- DATA SECTION

[Start]

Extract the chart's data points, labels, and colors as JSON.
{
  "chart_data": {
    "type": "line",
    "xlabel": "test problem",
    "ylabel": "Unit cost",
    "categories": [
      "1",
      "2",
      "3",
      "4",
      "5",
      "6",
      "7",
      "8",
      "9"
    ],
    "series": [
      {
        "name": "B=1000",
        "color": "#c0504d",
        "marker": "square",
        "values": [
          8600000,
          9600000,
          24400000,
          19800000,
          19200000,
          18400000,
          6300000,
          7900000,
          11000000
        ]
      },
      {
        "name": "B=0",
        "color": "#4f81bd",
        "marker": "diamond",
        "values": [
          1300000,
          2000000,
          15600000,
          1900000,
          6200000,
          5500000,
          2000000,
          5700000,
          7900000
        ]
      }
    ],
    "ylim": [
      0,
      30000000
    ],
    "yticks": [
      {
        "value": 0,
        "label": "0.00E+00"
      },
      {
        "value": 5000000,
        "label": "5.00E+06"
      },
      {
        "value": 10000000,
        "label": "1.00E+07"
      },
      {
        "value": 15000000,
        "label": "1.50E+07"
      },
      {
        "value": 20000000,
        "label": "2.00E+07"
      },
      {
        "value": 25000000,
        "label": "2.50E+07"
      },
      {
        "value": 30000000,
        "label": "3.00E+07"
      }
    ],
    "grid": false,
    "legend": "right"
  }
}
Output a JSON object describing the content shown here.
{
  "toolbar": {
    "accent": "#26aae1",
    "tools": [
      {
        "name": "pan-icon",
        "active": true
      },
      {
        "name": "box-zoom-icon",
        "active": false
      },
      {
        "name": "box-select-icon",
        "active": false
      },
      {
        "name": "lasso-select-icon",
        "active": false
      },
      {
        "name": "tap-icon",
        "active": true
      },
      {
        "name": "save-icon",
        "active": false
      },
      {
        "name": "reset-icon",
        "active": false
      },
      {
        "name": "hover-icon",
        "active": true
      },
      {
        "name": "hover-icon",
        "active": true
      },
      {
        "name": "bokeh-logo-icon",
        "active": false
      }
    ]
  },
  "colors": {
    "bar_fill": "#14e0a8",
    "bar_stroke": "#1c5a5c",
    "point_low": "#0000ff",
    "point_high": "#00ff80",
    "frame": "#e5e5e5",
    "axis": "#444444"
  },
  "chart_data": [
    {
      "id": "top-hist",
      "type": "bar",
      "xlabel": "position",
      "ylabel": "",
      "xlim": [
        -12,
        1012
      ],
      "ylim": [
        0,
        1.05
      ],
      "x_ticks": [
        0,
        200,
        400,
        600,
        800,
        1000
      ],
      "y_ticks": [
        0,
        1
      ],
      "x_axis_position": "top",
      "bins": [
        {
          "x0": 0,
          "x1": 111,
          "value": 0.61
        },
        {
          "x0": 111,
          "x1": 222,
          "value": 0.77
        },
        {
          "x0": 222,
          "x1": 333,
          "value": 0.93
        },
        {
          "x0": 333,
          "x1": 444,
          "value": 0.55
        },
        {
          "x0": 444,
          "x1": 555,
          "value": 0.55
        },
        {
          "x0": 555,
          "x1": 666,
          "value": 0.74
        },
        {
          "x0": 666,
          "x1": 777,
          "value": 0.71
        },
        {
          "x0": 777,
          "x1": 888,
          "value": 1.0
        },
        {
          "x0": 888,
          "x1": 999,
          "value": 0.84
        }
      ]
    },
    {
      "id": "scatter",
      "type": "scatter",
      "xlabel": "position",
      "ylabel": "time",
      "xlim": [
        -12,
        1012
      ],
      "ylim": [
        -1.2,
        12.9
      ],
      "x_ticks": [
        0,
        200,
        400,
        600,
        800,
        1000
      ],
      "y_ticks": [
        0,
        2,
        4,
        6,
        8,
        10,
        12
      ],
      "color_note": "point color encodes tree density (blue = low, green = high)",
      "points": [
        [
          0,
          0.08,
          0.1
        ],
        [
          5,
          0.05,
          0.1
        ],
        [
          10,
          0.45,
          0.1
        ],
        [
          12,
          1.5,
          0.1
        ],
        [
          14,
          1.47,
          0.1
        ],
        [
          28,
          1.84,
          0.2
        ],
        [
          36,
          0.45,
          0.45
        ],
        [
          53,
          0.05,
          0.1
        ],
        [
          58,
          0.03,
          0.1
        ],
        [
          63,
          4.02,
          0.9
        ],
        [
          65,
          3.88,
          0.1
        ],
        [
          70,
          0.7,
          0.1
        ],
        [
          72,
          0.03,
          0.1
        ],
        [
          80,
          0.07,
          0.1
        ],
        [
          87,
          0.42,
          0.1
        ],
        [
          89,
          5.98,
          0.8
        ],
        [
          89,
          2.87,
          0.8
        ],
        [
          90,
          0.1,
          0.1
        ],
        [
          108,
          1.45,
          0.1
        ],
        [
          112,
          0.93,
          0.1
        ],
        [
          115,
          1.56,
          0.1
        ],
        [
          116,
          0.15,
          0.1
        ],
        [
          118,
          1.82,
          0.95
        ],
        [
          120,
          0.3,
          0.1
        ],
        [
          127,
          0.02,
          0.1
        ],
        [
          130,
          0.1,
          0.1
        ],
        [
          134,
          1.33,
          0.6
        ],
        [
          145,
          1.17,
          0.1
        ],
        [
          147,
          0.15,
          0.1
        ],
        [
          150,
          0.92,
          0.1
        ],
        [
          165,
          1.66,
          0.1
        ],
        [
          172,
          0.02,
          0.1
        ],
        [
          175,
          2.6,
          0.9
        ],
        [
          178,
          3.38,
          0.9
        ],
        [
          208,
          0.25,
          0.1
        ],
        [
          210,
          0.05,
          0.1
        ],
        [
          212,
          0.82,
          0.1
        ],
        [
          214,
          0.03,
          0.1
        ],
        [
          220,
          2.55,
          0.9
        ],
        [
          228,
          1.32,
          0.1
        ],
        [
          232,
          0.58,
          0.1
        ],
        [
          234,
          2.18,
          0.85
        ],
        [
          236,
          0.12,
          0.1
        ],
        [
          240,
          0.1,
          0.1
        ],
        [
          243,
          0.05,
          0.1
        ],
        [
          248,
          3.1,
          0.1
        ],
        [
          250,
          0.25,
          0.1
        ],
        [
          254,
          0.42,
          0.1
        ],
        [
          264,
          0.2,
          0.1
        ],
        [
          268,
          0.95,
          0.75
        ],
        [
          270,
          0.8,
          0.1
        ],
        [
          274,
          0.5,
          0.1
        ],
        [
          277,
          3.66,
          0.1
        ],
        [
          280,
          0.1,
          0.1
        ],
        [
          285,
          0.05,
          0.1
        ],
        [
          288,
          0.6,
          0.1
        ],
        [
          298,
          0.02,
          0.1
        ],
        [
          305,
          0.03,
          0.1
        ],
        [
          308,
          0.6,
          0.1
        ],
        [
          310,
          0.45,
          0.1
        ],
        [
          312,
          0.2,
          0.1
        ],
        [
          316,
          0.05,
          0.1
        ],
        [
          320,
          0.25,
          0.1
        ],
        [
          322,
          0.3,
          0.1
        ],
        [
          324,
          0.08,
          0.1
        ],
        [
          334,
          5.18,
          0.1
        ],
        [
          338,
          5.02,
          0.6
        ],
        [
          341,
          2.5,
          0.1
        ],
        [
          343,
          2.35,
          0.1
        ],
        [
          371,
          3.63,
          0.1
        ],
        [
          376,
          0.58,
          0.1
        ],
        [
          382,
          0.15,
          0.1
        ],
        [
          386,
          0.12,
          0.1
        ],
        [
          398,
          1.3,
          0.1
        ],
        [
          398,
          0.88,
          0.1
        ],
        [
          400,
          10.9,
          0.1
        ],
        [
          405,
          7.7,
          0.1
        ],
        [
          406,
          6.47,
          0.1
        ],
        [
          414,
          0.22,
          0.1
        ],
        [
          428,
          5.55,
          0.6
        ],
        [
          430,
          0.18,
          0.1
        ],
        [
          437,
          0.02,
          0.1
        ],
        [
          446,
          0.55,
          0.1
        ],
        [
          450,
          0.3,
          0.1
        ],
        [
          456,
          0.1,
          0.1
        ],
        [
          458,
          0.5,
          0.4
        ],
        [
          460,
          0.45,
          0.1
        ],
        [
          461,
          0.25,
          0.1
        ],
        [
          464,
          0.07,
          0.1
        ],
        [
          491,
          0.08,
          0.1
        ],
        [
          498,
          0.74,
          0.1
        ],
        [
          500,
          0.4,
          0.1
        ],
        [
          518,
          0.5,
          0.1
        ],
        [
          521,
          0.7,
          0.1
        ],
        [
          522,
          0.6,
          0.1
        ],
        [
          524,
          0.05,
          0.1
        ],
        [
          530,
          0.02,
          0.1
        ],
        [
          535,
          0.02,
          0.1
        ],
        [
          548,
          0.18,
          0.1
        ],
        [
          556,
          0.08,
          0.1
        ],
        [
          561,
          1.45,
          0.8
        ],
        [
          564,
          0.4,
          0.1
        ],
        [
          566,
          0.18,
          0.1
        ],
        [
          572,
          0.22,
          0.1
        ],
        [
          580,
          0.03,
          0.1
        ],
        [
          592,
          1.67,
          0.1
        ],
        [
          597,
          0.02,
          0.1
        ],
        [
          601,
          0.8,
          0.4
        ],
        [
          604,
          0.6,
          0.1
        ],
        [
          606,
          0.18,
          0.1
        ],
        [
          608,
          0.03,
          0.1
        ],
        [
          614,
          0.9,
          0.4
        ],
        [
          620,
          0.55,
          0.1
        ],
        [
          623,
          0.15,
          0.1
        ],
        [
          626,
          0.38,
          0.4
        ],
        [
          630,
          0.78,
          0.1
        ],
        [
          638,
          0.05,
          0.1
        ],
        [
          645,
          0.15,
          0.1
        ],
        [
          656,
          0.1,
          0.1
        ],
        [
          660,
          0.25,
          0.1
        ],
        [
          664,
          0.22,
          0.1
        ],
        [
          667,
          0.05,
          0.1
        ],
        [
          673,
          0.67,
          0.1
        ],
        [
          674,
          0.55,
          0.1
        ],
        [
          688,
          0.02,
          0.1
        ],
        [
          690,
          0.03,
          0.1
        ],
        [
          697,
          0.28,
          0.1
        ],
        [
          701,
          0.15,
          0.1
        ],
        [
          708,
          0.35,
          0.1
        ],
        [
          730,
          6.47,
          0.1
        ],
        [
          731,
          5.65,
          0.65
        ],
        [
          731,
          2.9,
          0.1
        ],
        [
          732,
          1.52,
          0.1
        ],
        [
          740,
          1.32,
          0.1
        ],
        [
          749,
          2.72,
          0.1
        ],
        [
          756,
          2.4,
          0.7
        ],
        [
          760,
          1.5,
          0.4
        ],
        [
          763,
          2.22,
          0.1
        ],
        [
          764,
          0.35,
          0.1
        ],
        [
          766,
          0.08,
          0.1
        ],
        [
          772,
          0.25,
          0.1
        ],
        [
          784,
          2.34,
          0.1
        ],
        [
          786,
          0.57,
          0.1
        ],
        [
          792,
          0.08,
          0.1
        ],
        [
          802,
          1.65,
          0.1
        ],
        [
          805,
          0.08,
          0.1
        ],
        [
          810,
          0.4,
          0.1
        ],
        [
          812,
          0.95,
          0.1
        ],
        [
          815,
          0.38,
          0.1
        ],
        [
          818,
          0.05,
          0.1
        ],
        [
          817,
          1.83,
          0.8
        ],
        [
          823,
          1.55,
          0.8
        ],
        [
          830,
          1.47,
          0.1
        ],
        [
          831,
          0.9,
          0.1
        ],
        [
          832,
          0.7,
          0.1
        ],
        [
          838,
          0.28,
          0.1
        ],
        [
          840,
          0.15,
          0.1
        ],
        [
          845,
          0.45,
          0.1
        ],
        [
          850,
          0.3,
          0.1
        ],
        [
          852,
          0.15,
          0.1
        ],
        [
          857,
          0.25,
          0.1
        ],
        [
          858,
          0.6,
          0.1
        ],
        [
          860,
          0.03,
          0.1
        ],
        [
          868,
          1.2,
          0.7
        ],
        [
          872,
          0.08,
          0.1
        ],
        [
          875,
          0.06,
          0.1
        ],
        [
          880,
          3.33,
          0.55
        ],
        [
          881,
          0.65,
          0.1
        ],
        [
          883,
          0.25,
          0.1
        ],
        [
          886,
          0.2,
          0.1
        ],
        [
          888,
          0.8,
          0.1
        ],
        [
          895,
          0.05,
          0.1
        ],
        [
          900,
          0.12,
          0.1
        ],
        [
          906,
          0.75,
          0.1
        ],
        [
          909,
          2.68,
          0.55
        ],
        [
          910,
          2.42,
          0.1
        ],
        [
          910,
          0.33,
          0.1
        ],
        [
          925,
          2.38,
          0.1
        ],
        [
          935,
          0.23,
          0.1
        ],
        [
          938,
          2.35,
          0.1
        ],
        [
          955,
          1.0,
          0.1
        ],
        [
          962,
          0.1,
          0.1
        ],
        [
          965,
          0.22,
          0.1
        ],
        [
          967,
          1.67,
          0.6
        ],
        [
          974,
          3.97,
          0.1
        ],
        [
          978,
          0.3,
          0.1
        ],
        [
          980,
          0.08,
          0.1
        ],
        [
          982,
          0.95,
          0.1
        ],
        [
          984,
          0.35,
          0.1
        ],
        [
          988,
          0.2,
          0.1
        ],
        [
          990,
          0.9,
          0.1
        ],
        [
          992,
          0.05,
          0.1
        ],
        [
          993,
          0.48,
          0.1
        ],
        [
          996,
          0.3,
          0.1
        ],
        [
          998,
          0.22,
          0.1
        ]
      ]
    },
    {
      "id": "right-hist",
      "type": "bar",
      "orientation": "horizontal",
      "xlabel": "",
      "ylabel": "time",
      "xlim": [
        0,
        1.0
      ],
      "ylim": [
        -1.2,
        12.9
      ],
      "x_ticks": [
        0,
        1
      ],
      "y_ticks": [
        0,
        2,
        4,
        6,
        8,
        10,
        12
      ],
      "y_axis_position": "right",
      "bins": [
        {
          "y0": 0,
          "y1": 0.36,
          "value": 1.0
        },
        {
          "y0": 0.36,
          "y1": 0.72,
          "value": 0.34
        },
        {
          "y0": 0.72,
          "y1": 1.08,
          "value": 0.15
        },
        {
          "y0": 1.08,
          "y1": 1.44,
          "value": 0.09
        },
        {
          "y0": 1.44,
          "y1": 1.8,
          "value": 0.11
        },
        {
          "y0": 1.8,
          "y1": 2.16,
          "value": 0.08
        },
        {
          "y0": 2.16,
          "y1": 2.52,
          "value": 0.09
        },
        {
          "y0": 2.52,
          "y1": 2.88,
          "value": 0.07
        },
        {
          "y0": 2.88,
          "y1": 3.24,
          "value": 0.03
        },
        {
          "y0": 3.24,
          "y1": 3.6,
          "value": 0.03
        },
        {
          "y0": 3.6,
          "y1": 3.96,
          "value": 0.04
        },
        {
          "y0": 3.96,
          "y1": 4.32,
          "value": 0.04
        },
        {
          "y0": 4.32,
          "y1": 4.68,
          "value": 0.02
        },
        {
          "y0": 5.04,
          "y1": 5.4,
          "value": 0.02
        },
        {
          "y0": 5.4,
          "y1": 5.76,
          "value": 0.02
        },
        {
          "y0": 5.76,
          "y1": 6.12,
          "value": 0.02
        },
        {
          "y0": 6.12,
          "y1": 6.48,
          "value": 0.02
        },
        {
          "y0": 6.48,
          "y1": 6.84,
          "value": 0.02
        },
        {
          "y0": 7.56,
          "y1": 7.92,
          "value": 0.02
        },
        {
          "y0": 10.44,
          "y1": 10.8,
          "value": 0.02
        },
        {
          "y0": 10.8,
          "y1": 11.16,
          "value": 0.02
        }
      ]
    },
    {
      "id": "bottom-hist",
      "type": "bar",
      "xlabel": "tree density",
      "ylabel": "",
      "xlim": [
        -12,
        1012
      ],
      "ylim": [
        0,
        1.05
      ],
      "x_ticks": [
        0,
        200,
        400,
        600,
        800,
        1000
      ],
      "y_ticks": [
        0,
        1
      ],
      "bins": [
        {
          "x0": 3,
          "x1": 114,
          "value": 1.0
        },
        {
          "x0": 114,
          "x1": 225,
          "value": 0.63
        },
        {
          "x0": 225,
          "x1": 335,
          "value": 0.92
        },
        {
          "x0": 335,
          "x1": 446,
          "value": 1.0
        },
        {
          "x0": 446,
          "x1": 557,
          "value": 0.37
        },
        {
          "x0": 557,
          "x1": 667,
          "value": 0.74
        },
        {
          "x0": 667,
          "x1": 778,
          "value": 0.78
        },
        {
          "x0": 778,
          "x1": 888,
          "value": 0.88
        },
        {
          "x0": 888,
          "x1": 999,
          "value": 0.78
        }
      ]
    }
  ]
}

[End]

- WHAT YOU SHOULD DO
Search the records above for the string "density". Copy every line that contains it.

- SOLUTION FOR THIS TASK
      "color_note": "point color encodes tree density (blue = low, green = high)",
      "xlabel": "tree density",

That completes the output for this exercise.